• [Aim]
Report each line of the data that has "structured" somewhere in it.

Stored data entries
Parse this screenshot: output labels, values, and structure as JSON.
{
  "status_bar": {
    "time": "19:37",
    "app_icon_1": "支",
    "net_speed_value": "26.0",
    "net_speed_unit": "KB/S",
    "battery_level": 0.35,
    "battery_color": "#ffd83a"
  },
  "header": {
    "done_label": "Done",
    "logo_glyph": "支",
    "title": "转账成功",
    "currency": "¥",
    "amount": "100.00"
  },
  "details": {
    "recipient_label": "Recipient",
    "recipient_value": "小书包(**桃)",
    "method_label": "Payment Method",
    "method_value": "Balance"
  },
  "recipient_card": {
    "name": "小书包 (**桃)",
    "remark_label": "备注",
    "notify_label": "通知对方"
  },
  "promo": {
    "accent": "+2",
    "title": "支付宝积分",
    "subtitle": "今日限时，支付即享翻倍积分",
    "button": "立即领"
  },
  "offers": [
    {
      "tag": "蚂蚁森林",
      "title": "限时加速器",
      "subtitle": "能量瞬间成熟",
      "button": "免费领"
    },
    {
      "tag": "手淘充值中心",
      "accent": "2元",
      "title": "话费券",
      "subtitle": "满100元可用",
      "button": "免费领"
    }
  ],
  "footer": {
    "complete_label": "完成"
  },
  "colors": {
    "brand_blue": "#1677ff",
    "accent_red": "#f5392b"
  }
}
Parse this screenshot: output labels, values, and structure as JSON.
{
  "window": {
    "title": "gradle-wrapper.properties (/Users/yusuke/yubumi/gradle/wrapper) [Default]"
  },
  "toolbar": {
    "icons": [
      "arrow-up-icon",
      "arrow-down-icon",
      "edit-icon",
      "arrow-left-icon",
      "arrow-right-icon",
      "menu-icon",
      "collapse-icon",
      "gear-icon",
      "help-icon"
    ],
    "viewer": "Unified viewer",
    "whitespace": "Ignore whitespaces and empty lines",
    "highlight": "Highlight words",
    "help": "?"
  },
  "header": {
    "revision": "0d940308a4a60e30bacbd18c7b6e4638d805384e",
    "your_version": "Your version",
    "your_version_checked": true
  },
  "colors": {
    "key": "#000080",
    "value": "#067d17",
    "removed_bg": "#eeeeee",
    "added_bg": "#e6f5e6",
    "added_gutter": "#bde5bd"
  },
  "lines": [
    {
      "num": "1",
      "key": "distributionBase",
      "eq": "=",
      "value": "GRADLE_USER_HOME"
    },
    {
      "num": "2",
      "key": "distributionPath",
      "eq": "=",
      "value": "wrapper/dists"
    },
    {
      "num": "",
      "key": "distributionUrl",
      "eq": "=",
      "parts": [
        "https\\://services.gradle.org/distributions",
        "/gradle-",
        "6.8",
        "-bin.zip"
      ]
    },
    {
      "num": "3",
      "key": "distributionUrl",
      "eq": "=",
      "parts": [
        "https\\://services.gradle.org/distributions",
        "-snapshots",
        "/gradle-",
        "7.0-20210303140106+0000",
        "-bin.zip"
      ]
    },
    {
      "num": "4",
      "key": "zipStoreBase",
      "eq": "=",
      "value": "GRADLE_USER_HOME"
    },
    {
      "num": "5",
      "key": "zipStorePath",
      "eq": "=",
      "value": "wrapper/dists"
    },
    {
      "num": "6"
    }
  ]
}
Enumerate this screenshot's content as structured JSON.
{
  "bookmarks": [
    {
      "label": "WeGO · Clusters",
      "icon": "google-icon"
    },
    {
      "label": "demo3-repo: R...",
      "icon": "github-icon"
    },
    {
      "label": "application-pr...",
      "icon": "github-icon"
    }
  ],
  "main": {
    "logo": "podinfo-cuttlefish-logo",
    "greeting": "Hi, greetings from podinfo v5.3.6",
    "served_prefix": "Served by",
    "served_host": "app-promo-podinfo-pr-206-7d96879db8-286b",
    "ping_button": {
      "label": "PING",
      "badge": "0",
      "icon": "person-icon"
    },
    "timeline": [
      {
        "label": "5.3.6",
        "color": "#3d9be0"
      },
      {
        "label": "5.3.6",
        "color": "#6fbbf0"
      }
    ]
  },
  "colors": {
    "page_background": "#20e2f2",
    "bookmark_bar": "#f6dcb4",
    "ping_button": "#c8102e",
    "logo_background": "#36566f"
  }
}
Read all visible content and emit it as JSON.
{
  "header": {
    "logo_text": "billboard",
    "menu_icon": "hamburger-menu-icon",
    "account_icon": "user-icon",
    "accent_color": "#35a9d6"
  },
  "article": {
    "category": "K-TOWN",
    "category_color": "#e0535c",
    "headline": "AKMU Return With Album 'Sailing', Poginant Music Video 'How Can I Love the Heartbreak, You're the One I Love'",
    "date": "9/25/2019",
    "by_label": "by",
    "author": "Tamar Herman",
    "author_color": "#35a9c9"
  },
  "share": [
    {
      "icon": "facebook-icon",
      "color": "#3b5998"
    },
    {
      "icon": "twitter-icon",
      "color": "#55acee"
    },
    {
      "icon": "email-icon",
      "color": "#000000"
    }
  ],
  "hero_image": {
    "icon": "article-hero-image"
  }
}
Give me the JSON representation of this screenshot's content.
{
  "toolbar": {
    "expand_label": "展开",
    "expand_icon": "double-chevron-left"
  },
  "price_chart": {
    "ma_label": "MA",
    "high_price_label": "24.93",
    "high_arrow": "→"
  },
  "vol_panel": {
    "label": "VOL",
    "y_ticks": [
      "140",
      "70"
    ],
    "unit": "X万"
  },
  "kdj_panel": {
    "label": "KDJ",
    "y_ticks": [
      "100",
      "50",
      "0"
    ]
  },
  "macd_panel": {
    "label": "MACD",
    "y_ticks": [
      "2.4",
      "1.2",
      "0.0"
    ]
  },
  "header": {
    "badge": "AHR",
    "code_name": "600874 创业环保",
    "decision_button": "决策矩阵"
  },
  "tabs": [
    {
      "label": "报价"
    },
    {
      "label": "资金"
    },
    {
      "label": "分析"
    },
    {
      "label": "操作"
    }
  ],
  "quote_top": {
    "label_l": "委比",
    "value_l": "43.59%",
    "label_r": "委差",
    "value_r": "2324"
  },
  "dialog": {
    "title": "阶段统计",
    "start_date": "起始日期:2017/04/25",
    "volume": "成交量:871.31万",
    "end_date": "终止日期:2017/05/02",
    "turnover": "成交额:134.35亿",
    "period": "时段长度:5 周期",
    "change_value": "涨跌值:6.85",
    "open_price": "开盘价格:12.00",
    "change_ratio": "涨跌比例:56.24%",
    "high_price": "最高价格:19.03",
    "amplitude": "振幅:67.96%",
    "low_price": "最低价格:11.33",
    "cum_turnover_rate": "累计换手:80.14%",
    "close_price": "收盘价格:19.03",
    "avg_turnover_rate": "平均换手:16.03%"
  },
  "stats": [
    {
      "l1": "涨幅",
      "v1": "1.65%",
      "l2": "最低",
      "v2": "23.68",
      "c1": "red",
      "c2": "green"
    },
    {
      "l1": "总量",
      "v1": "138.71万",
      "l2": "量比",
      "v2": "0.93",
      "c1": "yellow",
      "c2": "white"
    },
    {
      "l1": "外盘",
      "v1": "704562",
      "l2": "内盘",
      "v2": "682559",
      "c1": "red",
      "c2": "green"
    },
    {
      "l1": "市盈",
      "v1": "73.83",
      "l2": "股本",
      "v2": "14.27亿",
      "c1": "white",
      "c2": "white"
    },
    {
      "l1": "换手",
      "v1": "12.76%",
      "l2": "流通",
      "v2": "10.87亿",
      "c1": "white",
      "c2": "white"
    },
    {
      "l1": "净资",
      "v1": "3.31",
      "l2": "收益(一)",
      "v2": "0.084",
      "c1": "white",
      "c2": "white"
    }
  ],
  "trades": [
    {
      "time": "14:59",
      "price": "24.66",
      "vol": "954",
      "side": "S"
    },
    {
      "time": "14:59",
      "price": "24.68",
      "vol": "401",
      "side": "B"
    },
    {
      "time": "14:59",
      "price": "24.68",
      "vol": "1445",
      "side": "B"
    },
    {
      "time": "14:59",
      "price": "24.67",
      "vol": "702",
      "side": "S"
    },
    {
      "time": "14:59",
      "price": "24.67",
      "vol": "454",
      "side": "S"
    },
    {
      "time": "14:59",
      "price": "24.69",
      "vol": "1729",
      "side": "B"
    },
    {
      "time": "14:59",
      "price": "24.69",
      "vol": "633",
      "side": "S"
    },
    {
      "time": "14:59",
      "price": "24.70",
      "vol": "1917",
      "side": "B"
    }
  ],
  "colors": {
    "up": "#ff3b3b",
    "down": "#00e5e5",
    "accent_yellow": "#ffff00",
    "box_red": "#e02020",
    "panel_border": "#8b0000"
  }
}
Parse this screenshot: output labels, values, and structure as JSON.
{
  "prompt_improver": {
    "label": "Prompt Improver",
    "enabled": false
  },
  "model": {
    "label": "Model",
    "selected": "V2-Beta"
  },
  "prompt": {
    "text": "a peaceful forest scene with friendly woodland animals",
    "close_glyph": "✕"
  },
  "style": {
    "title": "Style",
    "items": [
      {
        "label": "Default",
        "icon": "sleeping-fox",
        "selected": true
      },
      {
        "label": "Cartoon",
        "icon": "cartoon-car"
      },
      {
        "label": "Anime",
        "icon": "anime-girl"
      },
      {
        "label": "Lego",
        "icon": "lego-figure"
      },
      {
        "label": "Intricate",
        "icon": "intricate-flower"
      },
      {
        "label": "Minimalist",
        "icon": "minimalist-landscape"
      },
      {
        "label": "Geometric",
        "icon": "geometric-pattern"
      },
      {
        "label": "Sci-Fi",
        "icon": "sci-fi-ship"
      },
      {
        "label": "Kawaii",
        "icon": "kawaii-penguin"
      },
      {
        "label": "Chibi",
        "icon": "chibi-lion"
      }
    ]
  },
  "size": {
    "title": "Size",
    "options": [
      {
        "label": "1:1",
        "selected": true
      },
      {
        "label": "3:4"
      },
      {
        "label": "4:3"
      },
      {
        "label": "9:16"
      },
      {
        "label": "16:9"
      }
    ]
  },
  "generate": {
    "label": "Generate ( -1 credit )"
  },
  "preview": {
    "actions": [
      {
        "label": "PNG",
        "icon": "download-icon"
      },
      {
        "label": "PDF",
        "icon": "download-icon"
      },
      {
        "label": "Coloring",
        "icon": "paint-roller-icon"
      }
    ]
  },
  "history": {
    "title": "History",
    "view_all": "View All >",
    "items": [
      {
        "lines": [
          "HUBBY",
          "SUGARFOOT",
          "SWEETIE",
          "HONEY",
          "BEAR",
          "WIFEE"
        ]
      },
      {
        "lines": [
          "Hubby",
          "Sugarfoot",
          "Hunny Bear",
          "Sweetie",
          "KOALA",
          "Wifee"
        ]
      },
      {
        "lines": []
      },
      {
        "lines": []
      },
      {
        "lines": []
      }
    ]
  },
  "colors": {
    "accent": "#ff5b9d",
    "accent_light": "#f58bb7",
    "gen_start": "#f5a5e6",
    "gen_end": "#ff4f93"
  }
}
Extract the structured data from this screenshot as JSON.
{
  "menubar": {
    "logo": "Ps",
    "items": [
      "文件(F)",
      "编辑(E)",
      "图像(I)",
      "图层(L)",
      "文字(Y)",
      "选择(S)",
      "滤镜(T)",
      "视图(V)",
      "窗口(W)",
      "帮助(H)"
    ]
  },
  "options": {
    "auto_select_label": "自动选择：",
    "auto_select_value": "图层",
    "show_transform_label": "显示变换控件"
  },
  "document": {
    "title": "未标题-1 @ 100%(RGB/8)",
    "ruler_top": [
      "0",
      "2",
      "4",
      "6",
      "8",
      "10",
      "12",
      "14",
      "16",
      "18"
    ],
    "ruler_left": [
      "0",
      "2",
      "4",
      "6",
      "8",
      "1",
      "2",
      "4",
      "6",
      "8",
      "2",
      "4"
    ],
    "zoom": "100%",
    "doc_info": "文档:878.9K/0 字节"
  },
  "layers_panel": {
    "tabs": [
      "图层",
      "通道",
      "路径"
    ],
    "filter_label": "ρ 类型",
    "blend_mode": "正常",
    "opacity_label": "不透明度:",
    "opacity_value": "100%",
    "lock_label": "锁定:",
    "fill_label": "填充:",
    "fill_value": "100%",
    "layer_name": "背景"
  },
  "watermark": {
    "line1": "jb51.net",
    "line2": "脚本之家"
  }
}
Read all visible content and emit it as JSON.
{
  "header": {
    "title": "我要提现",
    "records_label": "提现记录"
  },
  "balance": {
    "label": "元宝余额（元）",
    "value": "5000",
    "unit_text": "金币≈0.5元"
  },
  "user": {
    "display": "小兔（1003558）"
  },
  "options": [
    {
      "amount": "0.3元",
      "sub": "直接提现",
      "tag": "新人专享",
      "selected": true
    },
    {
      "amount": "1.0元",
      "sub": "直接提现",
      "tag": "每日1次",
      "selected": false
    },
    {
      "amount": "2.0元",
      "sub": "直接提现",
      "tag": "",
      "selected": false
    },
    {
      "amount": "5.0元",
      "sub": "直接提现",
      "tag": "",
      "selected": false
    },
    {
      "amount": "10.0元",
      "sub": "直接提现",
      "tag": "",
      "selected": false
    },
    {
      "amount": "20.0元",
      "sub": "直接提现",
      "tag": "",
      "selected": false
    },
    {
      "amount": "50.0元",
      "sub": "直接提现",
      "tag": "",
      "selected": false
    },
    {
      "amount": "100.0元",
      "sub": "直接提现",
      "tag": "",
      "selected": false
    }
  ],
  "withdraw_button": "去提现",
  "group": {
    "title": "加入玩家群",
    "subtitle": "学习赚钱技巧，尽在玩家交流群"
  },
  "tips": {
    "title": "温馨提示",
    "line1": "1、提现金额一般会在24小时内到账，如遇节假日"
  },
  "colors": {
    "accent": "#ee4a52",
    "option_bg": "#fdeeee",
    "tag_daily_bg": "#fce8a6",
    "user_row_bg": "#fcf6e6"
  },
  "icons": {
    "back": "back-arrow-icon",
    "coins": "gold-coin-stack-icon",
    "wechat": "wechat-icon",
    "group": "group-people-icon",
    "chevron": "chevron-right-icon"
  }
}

• [Result below]
Enumerate this screenshot's content as structured JSON.
Extract the structured data from this screenshot as JSON.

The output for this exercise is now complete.